→ THE TASK
Write out the data below in full. Keep it exact.

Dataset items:
—————

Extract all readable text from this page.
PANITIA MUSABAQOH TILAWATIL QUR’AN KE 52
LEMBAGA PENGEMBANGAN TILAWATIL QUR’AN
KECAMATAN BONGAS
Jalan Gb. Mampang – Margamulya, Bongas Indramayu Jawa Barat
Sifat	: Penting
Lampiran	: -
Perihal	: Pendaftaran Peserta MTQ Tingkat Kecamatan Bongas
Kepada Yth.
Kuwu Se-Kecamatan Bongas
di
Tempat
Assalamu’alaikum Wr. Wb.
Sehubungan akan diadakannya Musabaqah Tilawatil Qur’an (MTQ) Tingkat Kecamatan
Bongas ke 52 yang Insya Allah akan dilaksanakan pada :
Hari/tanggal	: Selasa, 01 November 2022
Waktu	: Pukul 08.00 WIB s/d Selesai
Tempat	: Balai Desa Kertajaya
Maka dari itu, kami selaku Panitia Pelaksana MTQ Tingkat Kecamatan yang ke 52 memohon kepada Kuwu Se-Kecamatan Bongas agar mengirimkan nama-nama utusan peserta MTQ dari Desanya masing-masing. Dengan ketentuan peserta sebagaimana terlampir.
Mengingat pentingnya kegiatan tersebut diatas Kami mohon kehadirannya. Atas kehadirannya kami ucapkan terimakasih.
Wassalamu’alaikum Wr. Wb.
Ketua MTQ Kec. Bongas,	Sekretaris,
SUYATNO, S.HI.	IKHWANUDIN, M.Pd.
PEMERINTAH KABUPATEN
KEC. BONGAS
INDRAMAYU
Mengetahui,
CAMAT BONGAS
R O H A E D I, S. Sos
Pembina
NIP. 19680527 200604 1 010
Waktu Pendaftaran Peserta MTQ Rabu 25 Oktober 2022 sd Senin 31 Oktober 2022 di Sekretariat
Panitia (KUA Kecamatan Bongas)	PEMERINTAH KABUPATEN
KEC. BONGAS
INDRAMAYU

—————

→ OUTPUT
Extract all readable text from this page.
PANITIA MUSABAQOH TILAWATIL QUR’AN KE 52
LEMBAGA PENGEMBANGAN TILAWATIL QUR’AN
KECAMATAN BONGAS
Jalan Gb. Mampang – Margamulya, Bongas Indramayu Jawa Barat
Sifat	: Penting
Lampiran	: -
Perihal	: Pendaftaran Peserta MTQ Tingkat Kecamatan Bongas
Kepada Yth.
Kuwu Se-Kecamatan Bongas
di
Tempat
Assalamu’alaikum Wr. Wb.
Sehubungan akan diadakannya Musabaqah Tilawatil Qur’an (MTQ) Tingkat Kecamatan
Bongas ke 52 yang Insya Allah akan dilaksanakan pada :
Hari/tanggal	: Selasa, 01 November 2022
Waktu	: Pukul 08.00 WIB s/d Selesai
Tempat	: Balai Desa Kertajaya
Maka dari itu, kami selaku Panitia Pelaksana MTQ Tingkat Kecamatan yang ke 52 memohon kepada Kuwu Se-Kecamatan Bongas agar mengirimkan nama-nama utusan peserta MTQ dari Desanya masing-masing. Dengan ketentuan peserta sebagaimana terlampir.
Mengingat pentingnya kegiatan tersebut diatas Kami mohon kehadirannya. Atas kehadirannya kami ucapkan terimakasih.
Wassalamu’alaikum Wr. Wb.
Ketua MTQ Kec. Bongas,	Sekretaris,
SUYATNO, S.HI.	IKHWANUDIN, M.Pd.
PEMERINTAH KABUPATEN
KEC. BONGAS
INDRAMAYU
Mengetahui,
CAMAT BONGAS
R O H A E D I, S. Sos
Pembina
NIP. 19680527 200604 1 010
Waktu Pendaftaran Peserta MTQ Rabu 25 Oktober 2022 sd Senin 31 Oktober 2022 di Sekretariat
Panitia (KUA Kecamatan Bongas)	PEMERINTAH KABUPATEN
KEC. BONGAS
INDRAMAYU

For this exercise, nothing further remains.